**Aim**: Show all lines holding the string "government".

**Exercise material**:

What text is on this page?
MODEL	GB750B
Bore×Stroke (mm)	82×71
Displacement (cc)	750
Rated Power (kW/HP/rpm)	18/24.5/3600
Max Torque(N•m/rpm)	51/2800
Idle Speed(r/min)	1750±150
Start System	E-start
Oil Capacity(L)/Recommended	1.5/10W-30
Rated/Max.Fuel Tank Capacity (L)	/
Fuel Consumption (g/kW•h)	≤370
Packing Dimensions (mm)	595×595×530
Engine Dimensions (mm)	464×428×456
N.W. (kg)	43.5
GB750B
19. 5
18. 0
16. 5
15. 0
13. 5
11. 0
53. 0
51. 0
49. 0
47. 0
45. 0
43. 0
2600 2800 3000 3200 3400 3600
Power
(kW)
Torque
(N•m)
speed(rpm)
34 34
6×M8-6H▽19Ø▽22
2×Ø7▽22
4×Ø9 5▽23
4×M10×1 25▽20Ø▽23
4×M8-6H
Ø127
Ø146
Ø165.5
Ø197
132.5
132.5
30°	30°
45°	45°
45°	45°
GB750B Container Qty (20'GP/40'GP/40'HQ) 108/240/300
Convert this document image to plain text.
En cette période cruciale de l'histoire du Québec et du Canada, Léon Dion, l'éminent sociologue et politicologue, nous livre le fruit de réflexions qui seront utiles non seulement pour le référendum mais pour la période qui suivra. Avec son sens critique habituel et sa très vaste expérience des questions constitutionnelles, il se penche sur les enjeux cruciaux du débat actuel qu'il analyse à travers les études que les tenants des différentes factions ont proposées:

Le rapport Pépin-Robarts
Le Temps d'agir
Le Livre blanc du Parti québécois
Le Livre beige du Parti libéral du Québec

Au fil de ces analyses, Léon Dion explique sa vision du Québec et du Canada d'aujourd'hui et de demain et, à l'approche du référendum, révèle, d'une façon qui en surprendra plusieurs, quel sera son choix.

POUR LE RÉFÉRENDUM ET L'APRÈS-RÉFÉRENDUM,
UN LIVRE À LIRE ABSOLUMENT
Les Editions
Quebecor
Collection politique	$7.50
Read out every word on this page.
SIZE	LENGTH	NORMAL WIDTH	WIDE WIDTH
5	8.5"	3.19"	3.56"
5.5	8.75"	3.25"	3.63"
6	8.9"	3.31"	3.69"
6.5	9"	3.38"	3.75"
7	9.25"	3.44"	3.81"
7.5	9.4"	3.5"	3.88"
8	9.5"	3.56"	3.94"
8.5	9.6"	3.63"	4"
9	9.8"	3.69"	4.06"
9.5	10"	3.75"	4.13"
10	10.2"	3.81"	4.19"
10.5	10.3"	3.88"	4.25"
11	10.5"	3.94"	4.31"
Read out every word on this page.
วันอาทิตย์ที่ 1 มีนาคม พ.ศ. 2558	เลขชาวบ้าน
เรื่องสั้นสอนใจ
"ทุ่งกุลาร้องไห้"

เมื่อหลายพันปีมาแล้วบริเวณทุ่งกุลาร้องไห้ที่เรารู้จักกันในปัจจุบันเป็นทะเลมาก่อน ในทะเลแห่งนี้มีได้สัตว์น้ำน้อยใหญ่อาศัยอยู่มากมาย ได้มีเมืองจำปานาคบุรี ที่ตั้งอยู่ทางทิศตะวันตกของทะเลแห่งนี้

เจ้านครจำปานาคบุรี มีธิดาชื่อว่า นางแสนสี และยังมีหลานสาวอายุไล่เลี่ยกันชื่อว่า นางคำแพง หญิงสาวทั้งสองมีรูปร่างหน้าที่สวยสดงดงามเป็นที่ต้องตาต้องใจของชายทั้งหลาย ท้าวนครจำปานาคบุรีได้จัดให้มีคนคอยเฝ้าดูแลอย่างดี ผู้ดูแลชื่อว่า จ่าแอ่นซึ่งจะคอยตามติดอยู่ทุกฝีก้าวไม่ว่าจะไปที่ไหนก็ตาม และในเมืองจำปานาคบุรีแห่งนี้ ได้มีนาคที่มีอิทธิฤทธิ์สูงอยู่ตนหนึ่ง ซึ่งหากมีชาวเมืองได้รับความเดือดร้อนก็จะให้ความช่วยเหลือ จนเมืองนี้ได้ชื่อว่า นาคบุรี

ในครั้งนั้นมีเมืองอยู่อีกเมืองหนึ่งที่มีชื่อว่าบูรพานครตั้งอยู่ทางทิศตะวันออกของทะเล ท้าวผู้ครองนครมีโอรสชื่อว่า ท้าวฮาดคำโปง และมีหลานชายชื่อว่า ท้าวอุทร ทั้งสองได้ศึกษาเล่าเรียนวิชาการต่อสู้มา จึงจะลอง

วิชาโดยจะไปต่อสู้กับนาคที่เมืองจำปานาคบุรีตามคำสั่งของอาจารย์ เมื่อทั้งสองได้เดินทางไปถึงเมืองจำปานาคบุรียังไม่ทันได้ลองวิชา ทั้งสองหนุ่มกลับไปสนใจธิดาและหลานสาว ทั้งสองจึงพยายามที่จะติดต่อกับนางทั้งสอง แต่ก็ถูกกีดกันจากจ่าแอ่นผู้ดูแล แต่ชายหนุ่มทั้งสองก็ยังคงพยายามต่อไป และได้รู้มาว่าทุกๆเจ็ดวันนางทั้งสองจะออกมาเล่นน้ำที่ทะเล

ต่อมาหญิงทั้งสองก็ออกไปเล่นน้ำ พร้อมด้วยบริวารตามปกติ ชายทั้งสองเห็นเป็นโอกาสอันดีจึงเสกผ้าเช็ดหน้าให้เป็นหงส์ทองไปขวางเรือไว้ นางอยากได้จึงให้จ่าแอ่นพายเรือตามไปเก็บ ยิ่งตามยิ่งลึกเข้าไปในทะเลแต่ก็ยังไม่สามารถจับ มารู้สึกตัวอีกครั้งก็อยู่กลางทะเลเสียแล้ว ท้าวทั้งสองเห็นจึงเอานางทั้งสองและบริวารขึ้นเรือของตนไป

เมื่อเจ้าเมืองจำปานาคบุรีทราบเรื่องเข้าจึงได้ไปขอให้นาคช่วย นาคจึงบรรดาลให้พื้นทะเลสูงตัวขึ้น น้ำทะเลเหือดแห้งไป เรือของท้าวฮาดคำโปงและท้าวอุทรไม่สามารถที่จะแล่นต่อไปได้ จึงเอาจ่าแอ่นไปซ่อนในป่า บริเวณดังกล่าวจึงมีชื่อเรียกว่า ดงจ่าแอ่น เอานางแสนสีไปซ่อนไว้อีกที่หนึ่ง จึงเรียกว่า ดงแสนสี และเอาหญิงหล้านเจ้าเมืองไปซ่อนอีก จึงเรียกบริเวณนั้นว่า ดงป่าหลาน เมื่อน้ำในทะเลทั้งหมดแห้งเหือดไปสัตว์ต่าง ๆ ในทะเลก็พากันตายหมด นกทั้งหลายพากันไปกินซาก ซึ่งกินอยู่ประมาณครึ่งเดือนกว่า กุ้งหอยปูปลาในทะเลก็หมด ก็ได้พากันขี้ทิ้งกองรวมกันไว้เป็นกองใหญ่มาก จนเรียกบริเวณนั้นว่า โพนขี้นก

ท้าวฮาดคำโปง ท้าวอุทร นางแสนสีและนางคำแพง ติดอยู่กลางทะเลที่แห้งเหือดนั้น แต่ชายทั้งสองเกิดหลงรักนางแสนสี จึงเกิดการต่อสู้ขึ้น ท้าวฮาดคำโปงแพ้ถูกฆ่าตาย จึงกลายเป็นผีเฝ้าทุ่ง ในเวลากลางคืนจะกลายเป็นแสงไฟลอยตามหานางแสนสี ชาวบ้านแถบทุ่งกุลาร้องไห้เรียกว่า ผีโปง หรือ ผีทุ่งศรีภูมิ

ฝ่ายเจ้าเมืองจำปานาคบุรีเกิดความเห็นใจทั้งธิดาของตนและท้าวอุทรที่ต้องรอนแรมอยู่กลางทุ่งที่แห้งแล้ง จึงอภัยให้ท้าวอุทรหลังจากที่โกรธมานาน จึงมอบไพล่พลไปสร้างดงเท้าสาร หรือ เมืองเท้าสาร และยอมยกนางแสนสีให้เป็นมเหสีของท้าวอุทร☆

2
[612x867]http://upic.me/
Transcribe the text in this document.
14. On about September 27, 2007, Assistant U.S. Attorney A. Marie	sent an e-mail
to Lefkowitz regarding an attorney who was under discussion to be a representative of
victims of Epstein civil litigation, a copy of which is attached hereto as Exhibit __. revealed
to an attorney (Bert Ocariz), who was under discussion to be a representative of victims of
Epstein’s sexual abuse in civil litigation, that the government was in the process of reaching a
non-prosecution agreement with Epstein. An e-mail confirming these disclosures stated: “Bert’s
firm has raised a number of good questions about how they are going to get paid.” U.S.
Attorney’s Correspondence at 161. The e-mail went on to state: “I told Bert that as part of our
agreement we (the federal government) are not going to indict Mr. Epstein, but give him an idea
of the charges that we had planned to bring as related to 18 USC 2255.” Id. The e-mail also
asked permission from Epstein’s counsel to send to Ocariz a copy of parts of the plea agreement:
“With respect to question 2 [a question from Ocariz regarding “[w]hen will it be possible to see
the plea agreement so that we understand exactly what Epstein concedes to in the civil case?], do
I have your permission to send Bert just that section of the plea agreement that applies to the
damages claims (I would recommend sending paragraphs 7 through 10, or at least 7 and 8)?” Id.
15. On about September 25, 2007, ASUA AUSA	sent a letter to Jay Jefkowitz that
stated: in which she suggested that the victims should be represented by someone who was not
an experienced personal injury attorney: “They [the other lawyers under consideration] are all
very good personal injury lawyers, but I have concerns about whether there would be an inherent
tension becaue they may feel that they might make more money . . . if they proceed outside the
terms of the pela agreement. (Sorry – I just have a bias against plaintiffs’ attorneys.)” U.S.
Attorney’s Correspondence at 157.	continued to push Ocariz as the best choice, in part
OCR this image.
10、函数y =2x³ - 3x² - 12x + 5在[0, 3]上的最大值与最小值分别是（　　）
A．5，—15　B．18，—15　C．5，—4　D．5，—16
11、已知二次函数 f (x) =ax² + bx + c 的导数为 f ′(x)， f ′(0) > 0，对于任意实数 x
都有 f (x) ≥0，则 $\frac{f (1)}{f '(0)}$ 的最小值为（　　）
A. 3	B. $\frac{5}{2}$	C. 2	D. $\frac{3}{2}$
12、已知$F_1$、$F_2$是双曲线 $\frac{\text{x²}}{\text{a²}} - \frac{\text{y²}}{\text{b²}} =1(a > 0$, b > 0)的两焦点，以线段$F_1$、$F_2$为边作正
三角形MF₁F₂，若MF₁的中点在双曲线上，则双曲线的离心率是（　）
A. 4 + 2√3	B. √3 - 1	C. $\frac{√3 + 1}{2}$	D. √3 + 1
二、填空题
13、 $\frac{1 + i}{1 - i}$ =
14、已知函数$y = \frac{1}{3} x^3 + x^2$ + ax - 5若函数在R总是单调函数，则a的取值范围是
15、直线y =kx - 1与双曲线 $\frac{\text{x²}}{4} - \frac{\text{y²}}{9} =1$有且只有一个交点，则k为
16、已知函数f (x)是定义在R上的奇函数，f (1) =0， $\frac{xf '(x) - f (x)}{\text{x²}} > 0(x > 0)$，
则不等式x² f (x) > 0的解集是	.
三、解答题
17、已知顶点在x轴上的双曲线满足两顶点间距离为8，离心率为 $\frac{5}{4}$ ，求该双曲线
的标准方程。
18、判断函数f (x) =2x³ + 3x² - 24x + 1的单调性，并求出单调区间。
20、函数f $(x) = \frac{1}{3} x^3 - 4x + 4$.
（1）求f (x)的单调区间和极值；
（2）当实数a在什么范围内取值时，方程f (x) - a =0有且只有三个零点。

**Response**:
Epstein’s sexual abuse in civil litigation, that the government was in the process of reaching a
agreement we (the federal government) are not going to indict Mr. Epstein, but give him an idea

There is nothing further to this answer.